** TASK PROMPT **
Pull each line holding the word "values" from the data.

** LISTED RECORDS **
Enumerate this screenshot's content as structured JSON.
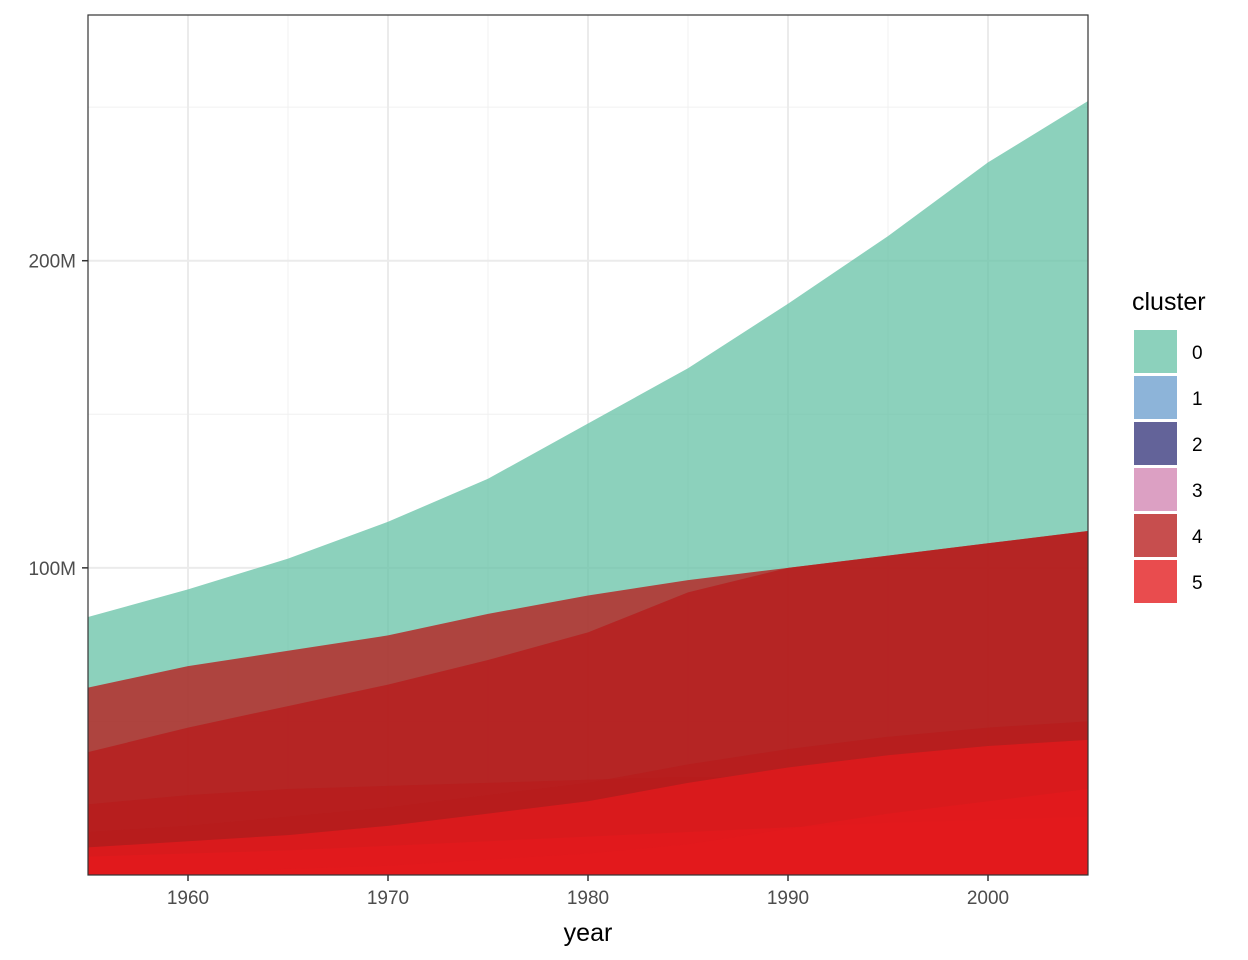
{
  "chart_data": {
    "type": "area",
    "title": "",
    "xlabel": "year",
    "ylabel": "",
    "xlim": [
      1955,
      2005
    ],
    "ylim": [
      0,
      280000000
    ],
    "x_ticks": [
      1960,
      1970,
      1980,
      1990,
      2000
    ],
    "y_ticks": [
      100000000,
      200000000
    ],
    "y_tick_labels": [
      "100M",
      "200M"
    ],
    "grid": true,
    "legend": {
      "title": "cluster",
      "position": "right"
    },
    "x": [
      1955,
      1960,
      1965,
      1970,
      1975,
      1980,
      1985,
      1990,
      1995,
      2000,
      2005
    ],
    "series": [
      {
        "name": "0",
        "color": "#66C2A5",
        "opacity": 0.75,
        "areas": [
          [
            84000000,
            93000000,
            103000000,
            115000000,
            129000000,
            147000000,
            165000000,
            186000000,
            208000000,
            232000000,
            252000000
          ]
        ]
      },
      {
        "name": "1",
        "color": "#8DB4D9",
        "opacity": 1.0,
        "areas": [
          [
            600000,
            700000,
            800000,
            1000000,
            1200000,
            1500000,
            1800000,
            2100000,
            2500000,
            2900000,
            3400000
          ]
        ]
      },
      {
        "name": "2",
        "color": "#5B5B94",
        "opacity": 0.95,
        "areas": [
          [
            500000,
            600000,
            700000,
            900000,
            1000000,
            1200000,
            1400000,
            1700000,
            2000000,
            2300000,
            2600000
          ]
        ]
      },
      {
        "name": "3",
        "color": "#D68FB8",
        "opacity": 0.85,
        "areas": [
          [
            1000000,
            1500000,
            2000000,
            2800000,
            3800000,
            5000000,
            6500000,
            8000000,
            10000000,
            12000000,
            14000000
          ],
          [
            300000,
            400000,
            500000,
            700000,
            900000,
            1100000,
            1400000,
            1700000,
            2100000,
            2600000,
            3200000
          ]
        ]
      },
      {
        "name": "4",
        "color": "#B71C1C",
        "opacity": 0.78,
        "areas": [
          [
            61000000,
            68000000,
            73000000,
            78000000,
            85000000,
            91000000,
            96000000,
            100000000,
            104000000,
            108000000,
            112000000
          ],
          [
            40000000,
            48000000,
            55000000,
            62000000,
            70000000,
            79000000,
            92000000,
            100000000,
            104000000,
            108000000,
            112000000
          ],
          [
            23000000,
            26000000,
            28000000,
            29000000,
            30000000,
            31000000,
            32000000,
            32000000,
            32000000,
            32000000,
            32000000
          ],
          [
            14000000,
            16000000,
            19000000,
            22000000,
            26000000,
            30000000,
            36000000,
            41000000,
            45000000,
            48000000,
            50000000
          ]
        ]
      },
      {
        "name": "5",
        "color": "#E31A1C",
        "opacity": 0.78,
        "areas": [
          [
            9000000,
            11000000,
            13000000,
            16000000,
            20000000,
            24000000,
            30000000,
            35000000,
            39000000,
            42000000,
            44000000
          ],
          [
            6000000,
            7000000,
            8000000,
            9500000,
            11000000,
            12500000,
            14000000,
            15500000,
            17000000,
            18000000,
            19000000
          ],
          [
            500000,
            1000000,
            2000000,
            3000000,
            5000000,
            7000000,
            10000000,
            15000000,
            20000000,
            24000000,
            28000000
          ]
        ]
      }
    ]
  }
}
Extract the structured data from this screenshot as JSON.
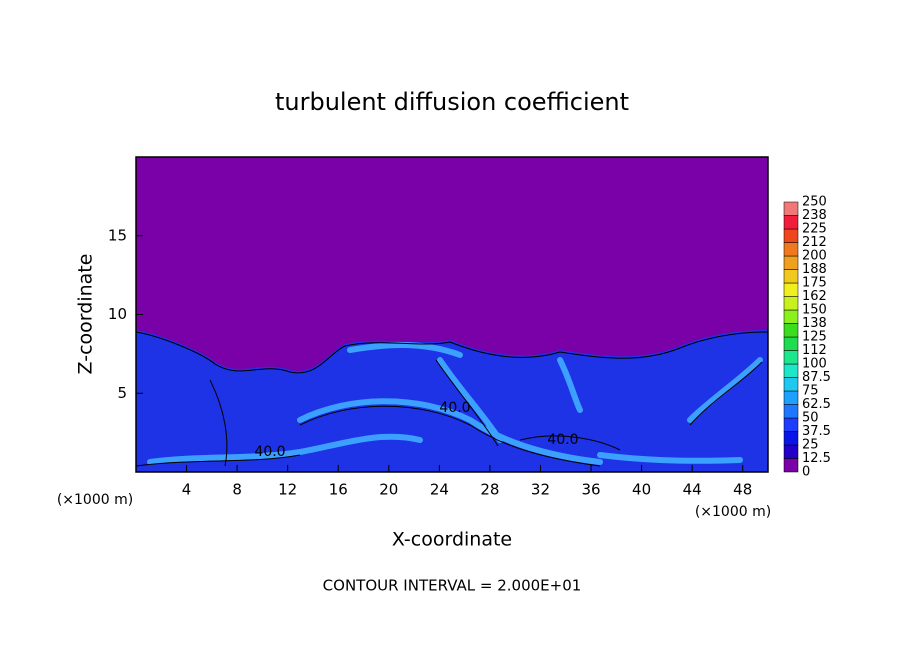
{
  "chart_data": {
    "type": "contour",
    "title": "turbulent diffusion coefficient",
    "xlabel": "X-coordinate",
    "ylabel": "Z-coordinate",
    "x_unit": "(×1000 m)",
    "y_unit": "(×1000 m)",
    "xlim": [
      0,
      50
    ],
    "xticks": [
      4,
      8,
      12,
      16,
      20,
      24,
      28,
      32,
      36,
      40,
      44,
      48
    ],
    "ylim": [
      0,
      20
    ],
    "yticks": [
      5,
      10,
      15
    ],
    "colorbar": {
      "levels": [
        0,
        12.5,
        25,
        37.5,
        50,
        62.5,
        75,
        87.5,
        100,
        112,
        125,
        138,
        150,
        162,
        175,
        188,
        200,
        212,
        225,
        238,
        250
      ],
      "colors": [
        "#7a00a8",
        "#2200c8",
        "#0a14e6",
        "#1e3cff",
        "#1e78ff",
        "#1ea0ff",
        "#1ec8f0",
        "#1ee6c8",
        "#1ee68c",
        "#1edc50",
        "#3cdc1e",
        "#8cf01e",
        "#c8f01e",
        "#f0f01e",
        "#f0c81e",
        "#f0a01e",
        "#f0781e",
        "#f0461e",
        "#f01e3c",
        "#f07878"
      ]
    },
    "contour_labels": [
      "40.0",
      "40.0",
      "40.0"
    ],
    "footer": "CONTOUR INTERVAL = 2.000E+01"
  }
}
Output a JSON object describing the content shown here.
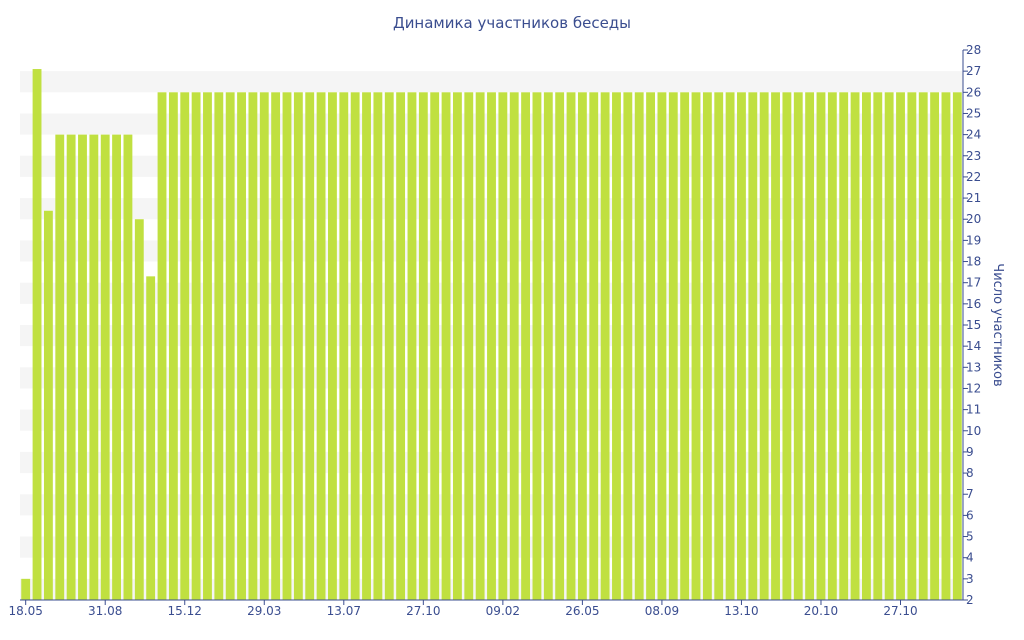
{
  "chart_data": {
    "type": "bar",
    "title": "Динамика участников беседы",
    "xlabel": "",
    "ylabel": "Число участников",
    "ylim": [
      2,
      28
    ],
    "y_ticks": [
      2,
      3,
      4,
      5,
      6,
      7,
      8,
      9,
      10,
      11,
      12,
      13,
      14,
      15,
      16,
      17,
      18,
      19,
      20,
      21,
      22,
      23,
      24,
      25,
      26,
      27,
      28
    ],
    "x_tick_labels": [
      {
        "index": 0,
        "label": "18.05"
      },
      {
        "index": 7,
        "label": "31.08"
      },
      {
        "index": 14,
        "label": "15.12"
      },
      {
        "index": 21,
        "label": "29.03"
      },
      {
        "index": 28,
        "label": "13.07"
      },
      {
        "index": 35,
        "label": "27.10"
      },
      {
        "index": 42,
        "label": "09.02"
      },
      {
        "index": 49,
        "label": "26.05"
      },
      {
        "index": 56,
        "label": "08.09"
      },
      {
        "index": 63,
        "label": "13.10"
      },
      {
        "index": 70,
        "label": "20.10"
      },
      {
        "index": 77,
        "label": "27.10"
      }
    ],
    "values": [
      3,
      27.1,
      20.4,
      24,
      24,
      24,
      24,
      24,
      24,
      24,
      20,
      17.3,
      26,
      26,
      26,
      26,
      26,
      26,
      26,
      26,
      26,
      26,
      26,
      26,
      26,
      26,
      26,
      26,
      26,
      26,
      26,
      26,
      26,
      26,
      26,
      26,
      26,
      26,
      26,
      26,
      26,
      26,
      26,
      26,
      26,
      26,
      26,
      26,
      26,
      26,
      26,
      26,
      26,
      26,
      26,
      26,
      26,
      26,
      26,
      26,
      26,
      26,
      26,
      26,
      26,
      26,
      26,
      26,
      26,
      26,
      26,
      26,
      26,
      26,
      26,
      26,
      26,
      26,
      26,
      26,
      26,
      26,
      26
    ],
    "grid": "alternating horizontal bands",
    "y_axis_position": "right",
    "colors": {
      "bar": "#c0e040",
      "band": "#f5f5f5",
      "text": "#3a4d8f",
      "axis": "#3a4d8f"
    }
  }
}
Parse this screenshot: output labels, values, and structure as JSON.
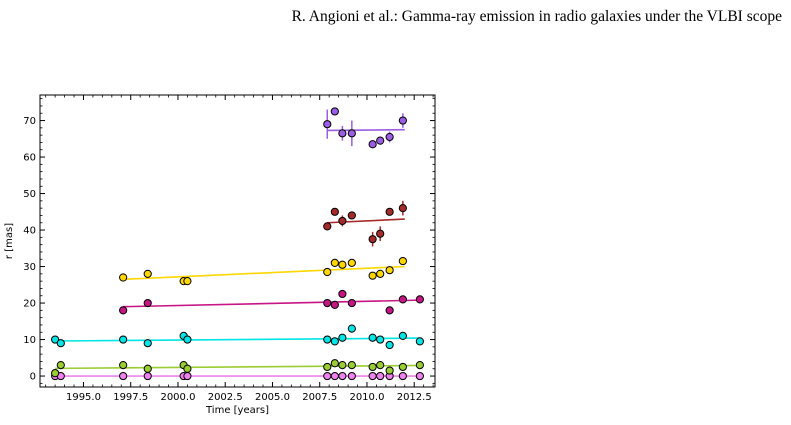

** WRITTEN ANSWER **
    "values": [
Parse this screenshot: output labels, values, and structure as JSON.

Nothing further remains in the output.